# Exercise details:
Spot each line in the records below where the word "restante" occurs, then copy it.

# Task data:
━━━━━━━━━━━━━━━━
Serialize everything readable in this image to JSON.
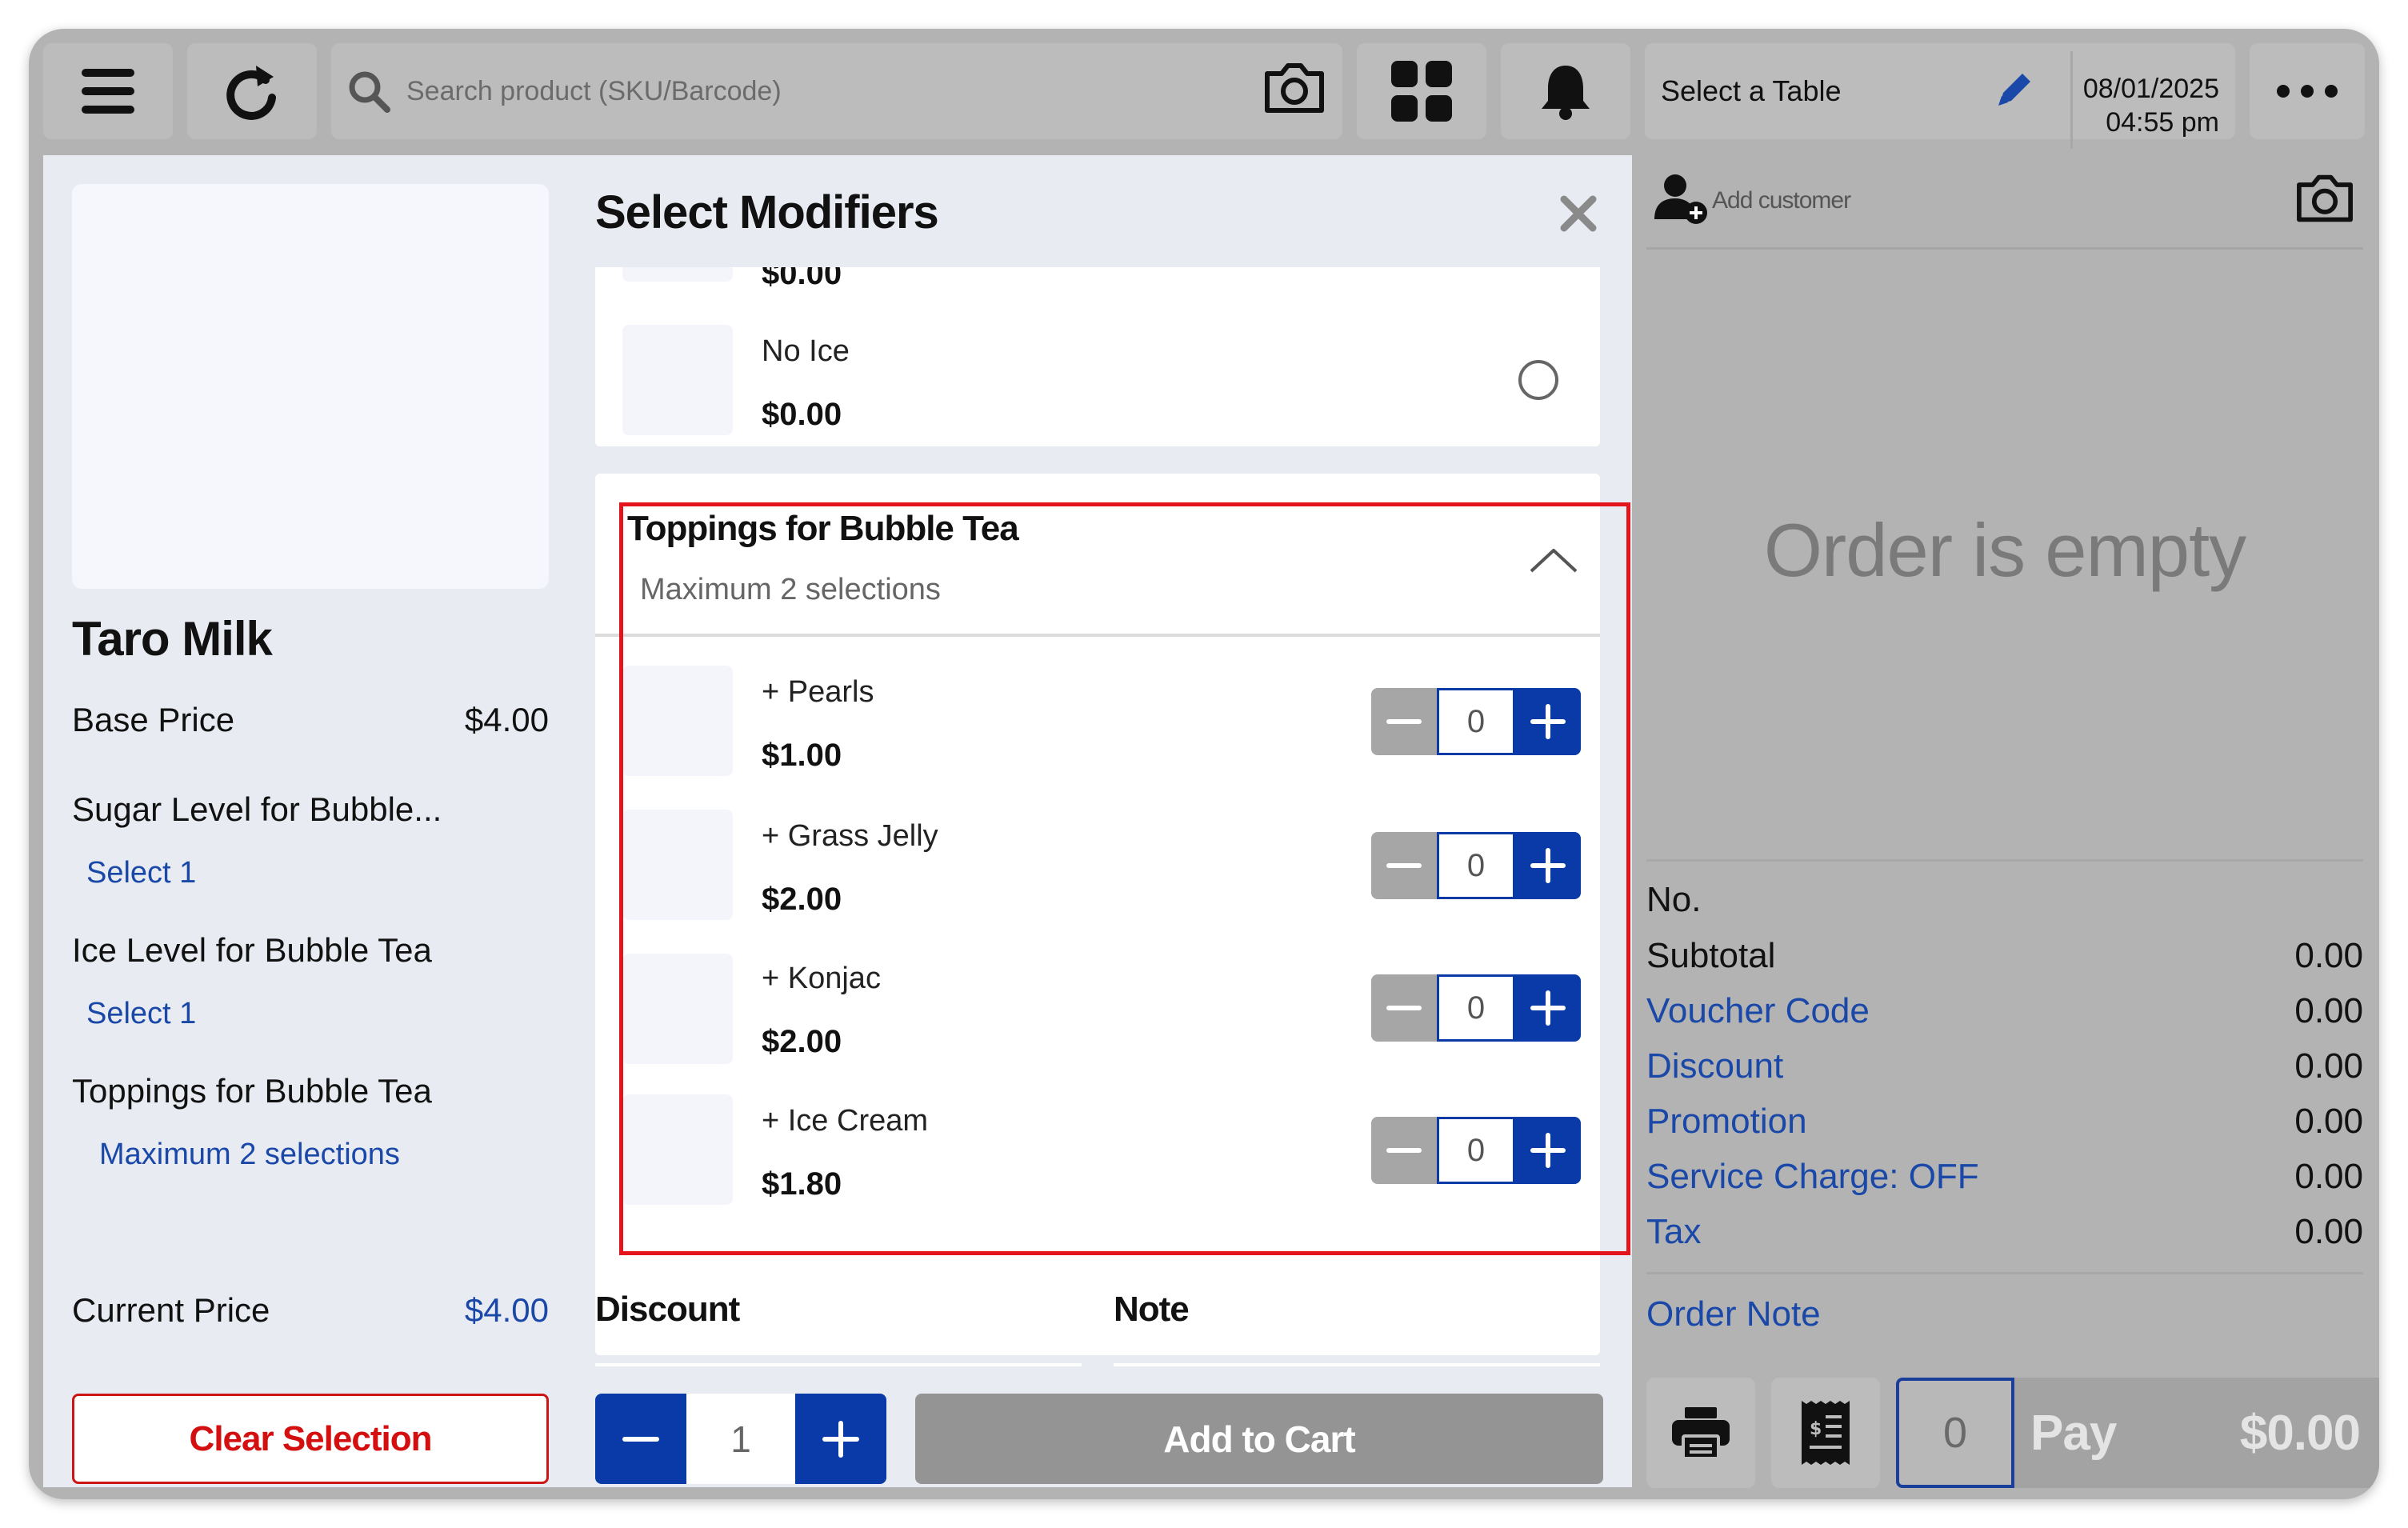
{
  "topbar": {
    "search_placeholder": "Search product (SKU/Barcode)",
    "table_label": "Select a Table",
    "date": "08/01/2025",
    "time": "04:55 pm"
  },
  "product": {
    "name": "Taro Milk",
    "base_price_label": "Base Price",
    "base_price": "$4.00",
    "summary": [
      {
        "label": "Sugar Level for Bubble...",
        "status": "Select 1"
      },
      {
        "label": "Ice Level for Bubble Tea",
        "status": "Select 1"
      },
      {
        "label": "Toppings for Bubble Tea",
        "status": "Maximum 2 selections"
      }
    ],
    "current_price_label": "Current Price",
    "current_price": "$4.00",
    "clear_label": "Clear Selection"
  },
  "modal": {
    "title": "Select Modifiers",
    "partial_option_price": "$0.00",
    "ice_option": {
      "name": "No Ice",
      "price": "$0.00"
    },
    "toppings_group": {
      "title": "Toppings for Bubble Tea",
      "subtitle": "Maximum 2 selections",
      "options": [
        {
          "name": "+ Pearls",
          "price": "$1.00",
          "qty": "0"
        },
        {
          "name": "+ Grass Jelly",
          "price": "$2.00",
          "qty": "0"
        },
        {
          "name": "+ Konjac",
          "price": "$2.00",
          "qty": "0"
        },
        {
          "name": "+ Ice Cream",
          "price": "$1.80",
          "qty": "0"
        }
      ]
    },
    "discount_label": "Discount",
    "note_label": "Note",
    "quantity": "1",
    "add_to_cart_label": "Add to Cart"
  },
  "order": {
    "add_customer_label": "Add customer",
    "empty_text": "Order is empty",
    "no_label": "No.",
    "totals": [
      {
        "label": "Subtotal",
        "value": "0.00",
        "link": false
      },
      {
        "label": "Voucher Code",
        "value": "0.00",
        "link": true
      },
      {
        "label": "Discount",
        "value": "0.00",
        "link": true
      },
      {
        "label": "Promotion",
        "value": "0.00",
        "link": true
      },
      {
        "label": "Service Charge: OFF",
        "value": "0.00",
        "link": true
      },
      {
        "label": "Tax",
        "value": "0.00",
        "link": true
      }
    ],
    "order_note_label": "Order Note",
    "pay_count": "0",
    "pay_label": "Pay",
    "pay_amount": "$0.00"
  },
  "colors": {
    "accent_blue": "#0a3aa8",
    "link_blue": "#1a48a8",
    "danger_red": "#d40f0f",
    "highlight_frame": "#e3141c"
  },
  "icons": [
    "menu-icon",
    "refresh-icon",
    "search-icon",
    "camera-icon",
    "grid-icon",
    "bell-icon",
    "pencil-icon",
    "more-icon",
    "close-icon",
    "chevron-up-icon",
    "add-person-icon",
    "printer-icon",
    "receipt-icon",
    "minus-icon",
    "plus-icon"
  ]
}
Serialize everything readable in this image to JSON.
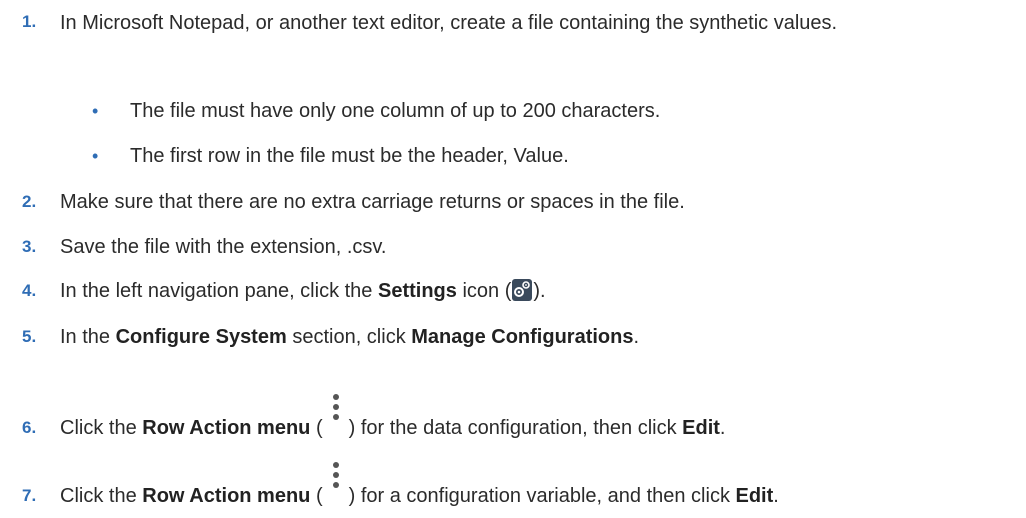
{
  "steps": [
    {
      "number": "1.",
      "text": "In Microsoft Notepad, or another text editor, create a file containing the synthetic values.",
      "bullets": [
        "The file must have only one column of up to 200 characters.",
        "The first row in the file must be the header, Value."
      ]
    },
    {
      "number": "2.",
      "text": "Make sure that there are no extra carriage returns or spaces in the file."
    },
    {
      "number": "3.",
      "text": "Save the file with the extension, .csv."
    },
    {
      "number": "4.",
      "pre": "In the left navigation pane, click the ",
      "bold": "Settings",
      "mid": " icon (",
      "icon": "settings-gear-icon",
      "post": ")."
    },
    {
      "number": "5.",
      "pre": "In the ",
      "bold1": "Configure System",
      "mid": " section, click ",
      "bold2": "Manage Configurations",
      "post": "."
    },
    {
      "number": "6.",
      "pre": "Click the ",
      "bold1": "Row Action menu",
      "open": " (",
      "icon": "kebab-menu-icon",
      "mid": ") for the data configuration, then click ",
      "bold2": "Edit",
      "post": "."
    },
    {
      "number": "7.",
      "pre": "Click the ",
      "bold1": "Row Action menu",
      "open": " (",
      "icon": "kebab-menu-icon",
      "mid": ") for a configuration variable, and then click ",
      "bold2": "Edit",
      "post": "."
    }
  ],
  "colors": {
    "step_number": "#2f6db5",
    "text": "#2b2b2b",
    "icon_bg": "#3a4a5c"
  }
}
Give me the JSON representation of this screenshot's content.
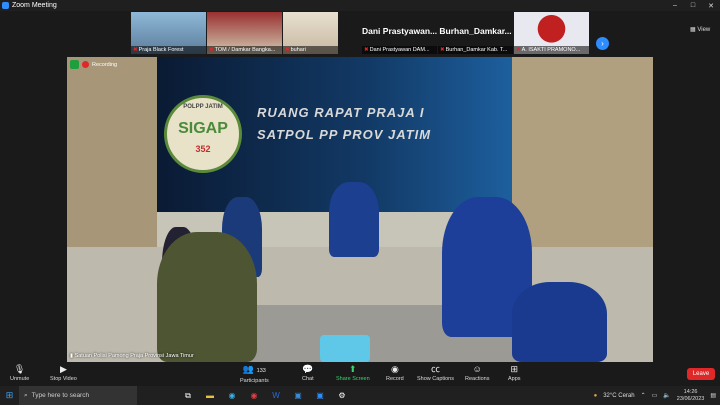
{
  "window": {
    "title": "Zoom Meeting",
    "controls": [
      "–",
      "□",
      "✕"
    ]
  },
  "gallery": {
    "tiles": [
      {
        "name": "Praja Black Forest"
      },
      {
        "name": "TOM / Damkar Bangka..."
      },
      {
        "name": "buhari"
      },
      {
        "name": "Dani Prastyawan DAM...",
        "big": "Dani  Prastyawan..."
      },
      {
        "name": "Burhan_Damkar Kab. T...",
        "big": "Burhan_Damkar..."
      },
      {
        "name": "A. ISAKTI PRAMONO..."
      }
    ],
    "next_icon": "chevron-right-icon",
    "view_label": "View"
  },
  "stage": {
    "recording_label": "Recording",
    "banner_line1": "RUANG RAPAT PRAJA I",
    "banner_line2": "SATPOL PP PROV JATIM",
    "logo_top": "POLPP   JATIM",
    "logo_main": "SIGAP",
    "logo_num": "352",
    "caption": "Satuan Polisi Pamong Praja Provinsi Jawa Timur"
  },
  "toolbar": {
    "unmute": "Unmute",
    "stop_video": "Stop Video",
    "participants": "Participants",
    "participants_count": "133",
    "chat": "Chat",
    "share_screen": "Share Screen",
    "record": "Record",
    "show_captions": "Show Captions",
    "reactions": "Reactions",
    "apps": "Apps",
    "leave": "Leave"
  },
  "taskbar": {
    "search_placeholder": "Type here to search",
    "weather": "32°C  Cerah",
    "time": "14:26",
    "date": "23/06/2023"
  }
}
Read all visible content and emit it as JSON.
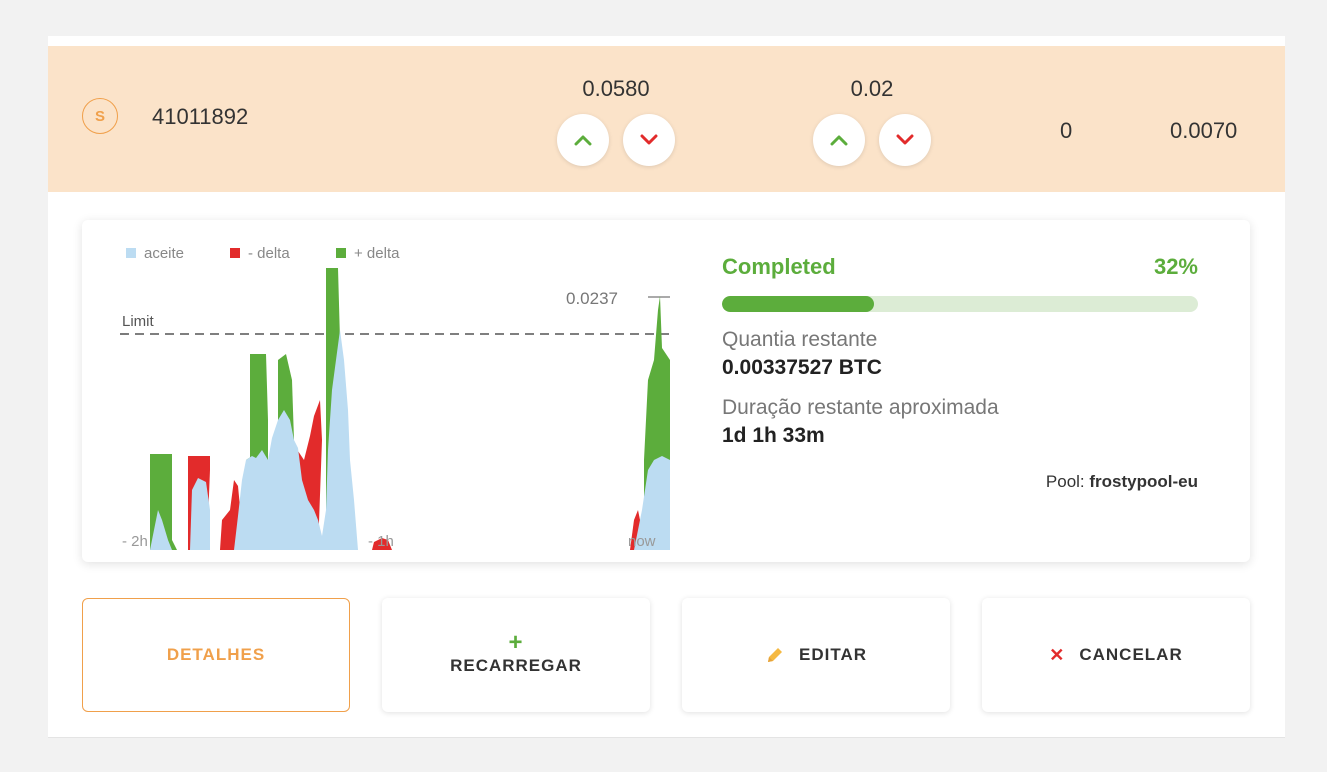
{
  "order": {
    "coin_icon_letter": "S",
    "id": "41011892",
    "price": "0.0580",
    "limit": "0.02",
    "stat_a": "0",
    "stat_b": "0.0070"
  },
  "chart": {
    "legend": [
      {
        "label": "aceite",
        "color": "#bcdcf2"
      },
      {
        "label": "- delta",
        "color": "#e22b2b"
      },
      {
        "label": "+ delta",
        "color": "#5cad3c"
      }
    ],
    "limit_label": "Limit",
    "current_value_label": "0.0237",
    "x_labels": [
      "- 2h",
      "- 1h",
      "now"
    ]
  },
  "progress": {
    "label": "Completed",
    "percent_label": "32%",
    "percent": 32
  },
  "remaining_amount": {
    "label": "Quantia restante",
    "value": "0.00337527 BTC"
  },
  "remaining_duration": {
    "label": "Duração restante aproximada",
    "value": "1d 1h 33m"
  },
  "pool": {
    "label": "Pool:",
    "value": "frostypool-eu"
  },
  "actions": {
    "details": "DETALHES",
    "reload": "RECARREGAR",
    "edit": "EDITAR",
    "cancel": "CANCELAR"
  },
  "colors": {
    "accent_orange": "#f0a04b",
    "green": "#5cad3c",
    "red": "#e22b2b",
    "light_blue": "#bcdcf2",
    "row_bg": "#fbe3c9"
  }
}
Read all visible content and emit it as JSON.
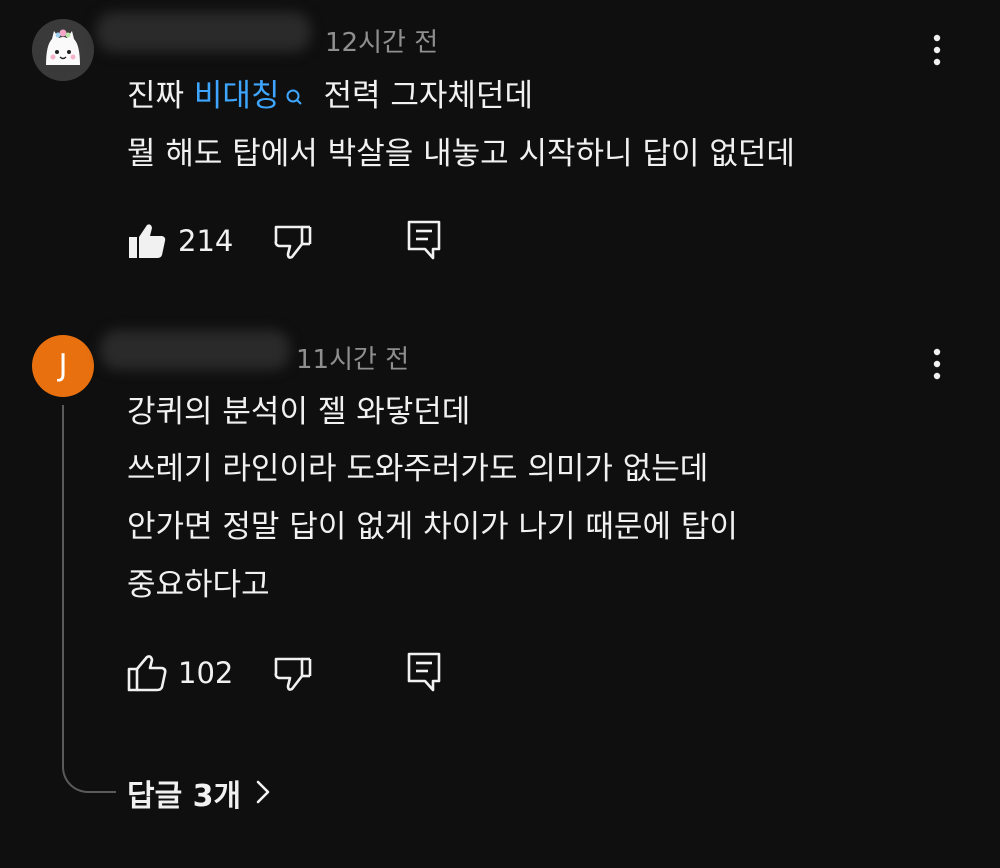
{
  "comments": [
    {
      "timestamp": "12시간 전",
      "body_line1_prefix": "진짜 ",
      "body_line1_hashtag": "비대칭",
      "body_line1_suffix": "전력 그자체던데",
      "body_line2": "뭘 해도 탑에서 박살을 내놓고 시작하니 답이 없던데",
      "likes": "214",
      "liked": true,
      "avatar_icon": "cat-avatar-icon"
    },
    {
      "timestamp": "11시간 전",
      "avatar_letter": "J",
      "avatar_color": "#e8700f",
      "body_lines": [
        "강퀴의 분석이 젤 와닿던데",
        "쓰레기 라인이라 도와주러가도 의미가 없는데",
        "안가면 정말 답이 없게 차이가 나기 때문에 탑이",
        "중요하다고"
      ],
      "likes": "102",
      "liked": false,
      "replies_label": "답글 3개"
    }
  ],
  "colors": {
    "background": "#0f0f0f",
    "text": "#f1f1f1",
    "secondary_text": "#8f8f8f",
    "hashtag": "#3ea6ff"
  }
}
━━━━━━━━━━━━━━━━
# Task response:
    "label": "Quantia restante",
    "label": "Duração restante aproximada",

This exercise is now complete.